● **Written problem**:
Write out every entry word for word.

Lines of data

>> begin

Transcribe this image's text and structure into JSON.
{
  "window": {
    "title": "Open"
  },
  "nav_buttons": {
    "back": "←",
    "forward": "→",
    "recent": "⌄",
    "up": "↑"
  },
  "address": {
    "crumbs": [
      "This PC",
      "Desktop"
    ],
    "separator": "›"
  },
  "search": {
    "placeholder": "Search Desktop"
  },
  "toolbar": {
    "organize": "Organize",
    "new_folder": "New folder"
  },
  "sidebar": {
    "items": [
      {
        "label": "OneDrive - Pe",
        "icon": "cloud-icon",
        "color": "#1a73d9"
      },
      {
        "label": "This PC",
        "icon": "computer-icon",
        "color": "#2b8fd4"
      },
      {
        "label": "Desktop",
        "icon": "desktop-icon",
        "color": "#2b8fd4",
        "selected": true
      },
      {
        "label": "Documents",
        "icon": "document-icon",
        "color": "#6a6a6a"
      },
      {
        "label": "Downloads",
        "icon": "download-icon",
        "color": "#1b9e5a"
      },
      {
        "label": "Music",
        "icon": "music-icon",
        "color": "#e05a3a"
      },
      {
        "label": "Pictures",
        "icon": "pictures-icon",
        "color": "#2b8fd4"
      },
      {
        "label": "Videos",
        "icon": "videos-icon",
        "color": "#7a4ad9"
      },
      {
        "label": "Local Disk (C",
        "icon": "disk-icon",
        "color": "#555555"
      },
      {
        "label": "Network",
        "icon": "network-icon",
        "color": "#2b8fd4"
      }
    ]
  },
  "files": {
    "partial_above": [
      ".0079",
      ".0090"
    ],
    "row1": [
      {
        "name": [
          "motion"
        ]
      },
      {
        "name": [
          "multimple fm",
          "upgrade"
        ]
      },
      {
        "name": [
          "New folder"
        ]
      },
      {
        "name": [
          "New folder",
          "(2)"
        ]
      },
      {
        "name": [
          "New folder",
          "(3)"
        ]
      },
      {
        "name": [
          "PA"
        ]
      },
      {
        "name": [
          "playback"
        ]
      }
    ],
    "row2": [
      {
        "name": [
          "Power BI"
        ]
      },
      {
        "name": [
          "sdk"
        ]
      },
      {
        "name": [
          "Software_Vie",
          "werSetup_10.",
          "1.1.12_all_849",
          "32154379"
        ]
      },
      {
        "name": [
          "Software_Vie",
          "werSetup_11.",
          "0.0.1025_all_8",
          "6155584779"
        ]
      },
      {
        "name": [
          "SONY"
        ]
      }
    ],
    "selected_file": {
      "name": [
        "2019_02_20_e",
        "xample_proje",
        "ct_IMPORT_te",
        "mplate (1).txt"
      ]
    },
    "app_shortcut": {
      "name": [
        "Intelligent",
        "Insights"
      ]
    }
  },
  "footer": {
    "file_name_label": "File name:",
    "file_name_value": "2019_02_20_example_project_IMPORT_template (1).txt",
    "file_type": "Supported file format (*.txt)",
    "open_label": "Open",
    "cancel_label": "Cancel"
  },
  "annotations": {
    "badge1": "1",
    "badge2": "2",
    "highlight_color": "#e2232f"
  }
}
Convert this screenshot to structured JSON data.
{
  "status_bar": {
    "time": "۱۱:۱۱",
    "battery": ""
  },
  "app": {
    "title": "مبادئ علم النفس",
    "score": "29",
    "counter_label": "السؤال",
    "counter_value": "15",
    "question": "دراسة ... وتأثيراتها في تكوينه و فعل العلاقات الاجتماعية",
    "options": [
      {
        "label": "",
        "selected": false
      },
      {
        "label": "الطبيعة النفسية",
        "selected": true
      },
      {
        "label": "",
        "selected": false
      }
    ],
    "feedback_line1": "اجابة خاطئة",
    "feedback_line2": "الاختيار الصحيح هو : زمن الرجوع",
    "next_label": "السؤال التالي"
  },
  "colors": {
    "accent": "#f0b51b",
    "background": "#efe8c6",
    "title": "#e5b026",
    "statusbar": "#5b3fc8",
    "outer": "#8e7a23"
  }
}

>> end

● **Output of the exercise**:
Transcribe this image's text and structure into JSON.
{
  "window": {
    "title": "Open"
  },
  "nav_buttons": {
    "back": "←",
    "forward": "→",
    "recent": "⌄",
    "up": "↑"
  },
  "address": {
    "crumbs": [
      "This PC",
      "Desktop"
    ],
    "separator": "›"
  },
  "search": {
    "placeholder": "Search Desktop"
  },
  "toolbar": {
    "organize": "Organize",
    "new_folder": "New folder"
  },
  "sidebar": {
    "items": [
      {
        "label": "OneDrive - Pe",
        "icon": "cloud-icon",
        "color": "#1a73d9"
      },
      {
        "label": "This PC",
        "icon": "computer-icon",
        "color": "#2b8fd4"
      },
      {
        "label": "Desktop",
        "icon": "desktop-icon",
        "color": "#2b8fd4",
        "selected": true
      },
      {
        "label": "Documents",
        "icon": "document-icon",
        "color": "#6a6a6a"
      },
      {
        "label": "Downloads",
        "icon": "download-icon",
        "color": "#1b9e5a"
      },
      {
        "label": "Music",
        "icon": "music-icon",
        "color": "#e05a3a"
      },
      {
        "label": "Pictures",
        "icon": "pictures-icon",
        "color": "#2b8fd4"
      },
      {
        "label": "Videos",
        "icon": "videos-icon",
        "color": "#7a4ad9"
      },
      {
        "label": "Local Disk (C",
        "icon": "disk-icon",
        "color": "#555555"
      },
      {
        "label": "Network",
        "icon": "network-icon",
        "color": "#2b8fd4"
      }
    ]
  },
  "files": {
    "partial_above": [
      ".0079",
      ".0090"
    ],
    "row1": [
      {
        "name": [
          "motion"
        ]
      },
      {
        "name": [
          "multimple fm",
          "upgrade"
        ]
      },
      {
        "name": [
          "New folder"
        ]
      },
      {
        "name": [
          "New folder",
          "(2)"
        ]
      },
      {
        "name": [
          "New folder",
          "(3)"
        ]
      },
      {
        "name": [
          "PA"
        ]
      },
      {
        "name": [
          "playback"
        ]
      }
    ],
    "row2": [
      {
        "name": [
          "Power BI"
        ]
      },
      {
        "name": [
          "sdk"
        ]
      },
      {
        "name": [
          "Software_Vie",
          "werSetup_10.",
          "1.1.12_all_849",
          "32154379"
        ]
      },
      {
        "name": [
          "Software_Vie",
          "werSetup_11.",
          "0.0.1025_all_8",
          "6155584779"
        ]
      },
      {
        "name": [
          "SONY"
        ]
      }
    ],
    "selected_file": {
      "name": [
        "2019_02_20_e",
        "xample_proje",
        "ct_IMPORT_te",
        "mplate (1).txt"
      ]
    },
    "app_shortcut": {
      "name": [
        "Intelligent",
        "Insights"
      ]
    }
  },
  "footer": {
    "file_name_label": "File name:",
    "file_name_value": "2019_02_20_example_project_IMPORT_template (1).txt",
    "file_type": "Supported file format (*.txt)",
    "open_label": "Open",
    "cancel_label": "Cancel"
  },
  "annotations": {
    "badge1": "1",
    "badge2": "2",
    "highlight_color": "#e2232f"
  }
}
Convert this screenshot to structured JSON data.
{
  "status_bar": {
    "time": "۱۱:۱۱",
    "battery": ""
  },
  "app": {
    "title": "مبادئ علم النفس",
    "score": "29",
    "counter_label": "السؤال",
    "counter_value": "15",
    "question": "دراسة ... وتأثيراتها في تكوينه و فعل العلاقات الاجتماعية",
    "options": [
      {
        "label": "",
        "selected": false
      },
      {
        "label": "الطبيعة النفسية",
        "selected": true
      },
      {
        "label": "",
        "selected": false
      }
    ],
    "feedback_line1": "اجابة خاطئة",
    "feedback_line2": "الاختيار الصحيح هو : زمن الرجوع",
    "next_label": "السؤال التالي"
  },
  "colors": {
    "accent": "#f0b51b",
    "background": "#efe8c6",
    "title": "#e5b026",
    "statusbar": "#5b3fc8",
    "outer": "#8e7a23"
  }
}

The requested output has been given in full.